*Brano di partenza*
######
Intervista a Giovanna Carminati e Andrea Vanini

Due generazioni diverse, due professionalità diverse, un desiderio comune: promuovere un network capace di stimolare riflessioni sul territorio e soprattutto di innescare buone pratiche nel territorio, in sinergia con le organizzazioni culturali. Giovanna Carminati, Assessore alla Cultura del Comune di Arcene, e Andrea Vanini, Assessore al Turismo di Trescore Balneario, nonché Presidente del Comitato Turistico InValCavallina, hanno partecipato al Convegno organizzato da Qui e Ora Residenza Teatrale per il decimo compleanno dell’Associazione festeggiato con il convegno Dal Capitale Relazionale al Bene Comune. È  proprio in questa occasione che li abbiamo incontrati.

Giovanna Carminati, Assessore alla Cultura del Comune di Arcene


Quali sono le potenzialità in essere nel rapporto tra arte e territorio?
######
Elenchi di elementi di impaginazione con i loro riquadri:
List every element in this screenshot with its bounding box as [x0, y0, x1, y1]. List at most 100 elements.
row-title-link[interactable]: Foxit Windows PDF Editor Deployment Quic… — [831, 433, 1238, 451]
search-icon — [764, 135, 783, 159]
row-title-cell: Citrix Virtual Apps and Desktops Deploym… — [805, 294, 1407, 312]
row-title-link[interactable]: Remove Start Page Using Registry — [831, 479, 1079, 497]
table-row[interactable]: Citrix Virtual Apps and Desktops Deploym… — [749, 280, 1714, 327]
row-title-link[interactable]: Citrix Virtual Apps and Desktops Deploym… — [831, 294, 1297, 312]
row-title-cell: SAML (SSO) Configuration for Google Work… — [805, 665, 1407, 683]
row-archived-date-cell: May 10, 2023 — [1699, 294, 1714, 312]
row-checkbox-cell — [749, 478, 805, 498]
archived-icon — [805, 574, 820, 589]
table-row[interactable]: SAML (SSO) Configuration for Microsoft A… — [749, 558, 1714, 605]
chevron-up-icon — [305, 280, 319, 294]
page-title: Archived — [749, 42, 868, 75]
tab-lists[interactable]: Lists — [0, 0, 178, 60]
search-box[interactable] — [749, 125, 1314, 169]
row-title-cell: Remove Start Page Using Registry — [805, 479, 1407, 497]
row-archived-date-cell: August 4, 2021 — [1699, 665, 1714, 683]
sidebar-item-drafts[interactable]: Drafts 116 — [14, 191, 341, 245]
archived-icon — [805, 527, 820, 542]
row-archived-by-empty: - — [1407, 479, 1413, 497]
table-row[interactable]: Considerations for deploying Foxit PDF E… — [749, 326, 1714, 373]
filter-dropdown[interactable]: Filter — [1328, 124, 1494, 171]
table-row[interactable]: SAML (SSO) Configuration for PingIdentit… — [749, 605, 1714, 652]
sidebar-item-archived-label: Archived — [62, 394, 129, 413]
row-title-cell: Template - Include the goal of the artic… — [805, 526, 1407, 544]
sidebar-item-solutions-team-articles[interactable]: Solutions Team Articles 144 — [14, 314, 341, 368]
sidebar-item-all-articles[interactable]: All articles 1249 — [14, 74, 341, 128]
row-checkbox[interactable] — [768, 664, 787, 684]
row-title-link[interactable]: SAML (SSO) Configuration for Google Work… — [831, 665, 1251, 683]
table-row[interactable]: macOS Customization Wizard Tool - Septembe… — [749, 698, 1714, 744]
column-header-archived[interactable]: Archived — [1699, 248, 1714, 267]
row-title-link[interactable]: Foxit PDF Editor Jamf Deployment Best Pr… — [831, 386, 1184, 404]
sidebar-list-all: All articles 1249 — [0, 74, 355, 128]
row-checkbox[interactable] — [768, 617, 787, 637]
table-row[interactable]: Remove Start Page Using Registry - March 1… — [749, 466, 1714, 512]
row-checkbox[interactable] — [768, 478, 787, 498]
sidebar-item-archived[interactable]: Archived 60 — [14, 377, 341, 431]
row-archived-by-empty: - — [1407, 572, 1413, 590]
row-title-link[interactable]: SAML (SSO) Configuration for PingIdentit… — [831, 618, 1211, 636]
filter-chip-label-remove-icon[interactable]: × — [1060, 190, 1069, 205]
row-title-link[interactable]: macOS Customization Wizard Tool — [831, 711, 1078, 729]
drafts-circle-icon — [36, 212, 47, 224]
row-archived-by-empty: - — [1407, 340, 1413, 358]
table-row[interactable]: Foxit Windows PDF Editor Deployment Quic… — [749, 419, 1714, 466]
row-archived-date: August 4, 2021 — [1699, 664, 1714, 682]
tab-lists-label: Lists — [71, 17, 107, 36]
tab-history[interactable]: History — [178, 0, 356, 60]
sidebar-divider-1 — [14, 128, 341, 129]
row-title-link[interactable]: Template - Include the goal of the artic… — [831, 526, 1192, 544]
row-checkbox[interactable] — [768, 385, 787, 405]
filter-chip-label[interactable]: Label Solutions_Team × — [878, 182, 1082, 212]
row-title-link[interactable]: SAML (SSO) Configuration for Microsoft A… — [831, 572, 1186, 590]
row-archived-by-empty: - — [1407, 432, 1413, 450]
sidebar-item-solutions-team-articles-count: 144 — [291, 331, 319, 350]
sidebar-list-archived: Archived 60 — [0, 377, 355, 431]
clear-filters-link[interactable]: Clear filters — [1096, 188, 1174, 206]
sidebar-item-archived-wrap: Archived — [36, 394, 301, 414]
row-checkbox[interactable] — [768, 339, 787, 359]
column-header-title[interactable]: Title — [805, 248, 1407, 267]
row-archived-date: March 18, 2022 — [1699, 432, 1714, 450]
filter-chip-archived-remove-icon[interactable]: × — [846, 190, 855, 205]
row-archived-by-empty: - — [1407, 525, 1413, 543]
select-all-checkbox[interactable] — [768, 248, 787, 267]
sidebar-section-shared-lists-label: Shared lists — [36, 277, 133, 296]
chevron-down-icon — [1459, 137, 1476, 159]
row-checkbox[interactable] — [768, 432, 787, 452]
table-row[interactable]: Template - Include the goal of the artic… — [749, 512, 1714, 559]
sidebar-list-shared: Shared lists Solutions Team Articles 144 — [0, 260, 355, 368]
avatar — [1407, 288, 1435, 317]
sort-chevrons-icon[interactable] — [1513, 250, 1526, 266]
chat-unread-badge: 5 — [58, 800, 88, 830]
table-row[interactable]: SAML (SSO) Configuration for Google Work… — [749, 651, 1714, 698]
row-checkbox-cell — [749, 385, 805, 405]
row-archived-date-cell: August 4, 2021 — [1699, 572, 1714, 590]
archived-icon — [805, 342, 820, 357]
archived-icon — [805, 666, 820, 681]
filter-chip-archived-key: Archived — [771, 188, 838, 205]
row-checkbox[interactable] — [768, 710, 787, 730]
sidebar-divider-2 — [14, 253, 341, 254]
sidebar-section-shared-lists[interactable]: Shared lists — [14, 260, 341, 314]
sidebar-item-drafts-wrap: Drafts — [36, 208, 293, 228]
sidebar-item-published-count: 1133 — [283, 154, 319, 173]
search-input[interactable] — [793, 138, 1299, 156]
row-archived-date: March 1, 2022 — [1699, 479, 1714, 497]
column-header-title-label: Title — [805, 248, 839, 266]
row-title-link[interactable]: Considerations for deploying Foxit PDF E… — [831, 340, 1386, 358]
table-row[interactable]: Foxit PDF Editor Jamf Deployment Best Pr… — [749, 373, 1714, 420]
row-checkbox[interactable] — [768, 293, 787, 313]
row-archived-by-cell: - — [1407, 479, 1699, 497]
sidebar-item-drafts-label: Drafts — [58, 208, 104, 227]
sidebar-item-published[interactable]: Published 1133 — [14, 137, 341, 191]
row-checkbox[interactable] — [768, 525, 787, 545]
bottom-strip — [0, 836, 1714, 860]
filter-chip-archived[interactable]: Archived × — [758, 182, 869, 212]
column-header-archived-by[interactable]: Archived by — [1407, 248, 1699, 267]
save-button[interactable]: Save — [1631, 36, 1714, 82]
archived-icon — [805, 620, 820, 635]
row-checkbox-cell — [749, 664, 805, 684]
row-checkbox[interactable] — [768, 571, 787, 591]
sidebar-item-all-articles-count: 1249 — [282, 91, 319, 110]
######
*Esercizi*
1) Riscrivi l'intervista tale e quale, dalla prima all'ultima riga.
2) Trascrivi come elenco numerato le righe delle voci, dall'inizio delle voci fino alla riga che contiene "table-row[interactable]: Citrix Virtual", entrambe incluse, tralasciando le righe vuote.
L'intervista e le voci non hanno nessun legame tra loro.

*Soluzioni*
1)
Intervista a Giovanna Carminati e Andrea Vanini

Due generazioni diverse, due professionalità diverse, un desiderio comune: promuovere un network capace di stimolare riflessioni sul territorio e soprattutto di innescare buone pratiche nel territorio, in sinergia con le organizzazioni culturali. Giovanna Carminati, Assessore alla Cultura del Comune di Arcene, e Andrea Vanini, Assessore al Turismo di Trescore Balneario, nonché Presidente del Comitato Turistico InValCavallina, hanno partecipato al Convegno organizzato da Qui e Ora Residenza Teatrale per il decimo compleanno dell’Associazione festeggiato con il convegno Dal Capitale Relazionale al Bene Comune. È  proprio in questa occasione che li abbiamo incontrati.

Giovanna Carminati, Assessore alla Cultura del Comune di Arcene


Quali sono le potenzialità in essere nel rapporto tra arte e territorio?

2)
1. List every element in this screenshot with its bounding box as [x0, y0, x1, y1]. List at most 100 elements.
2. row-title-link[interactable]: Foxit Windows PDF Editor Deployment Quic… — [831, 433, 1238, 451]
3. search-icon — [764, 135, 783, 159]
4. row-title-cell: Citrix Virtual Apps and Desktops Deploym… — [805, 294, 1407, 312]
5. row-title-link[interactable]: Remove Start Page Using Registry — [831, 479, 1079, 497]
6. table-row[interactable]: Citrix Virtual Apps and Desktops Deploym… — [749, 280, 1714, 327]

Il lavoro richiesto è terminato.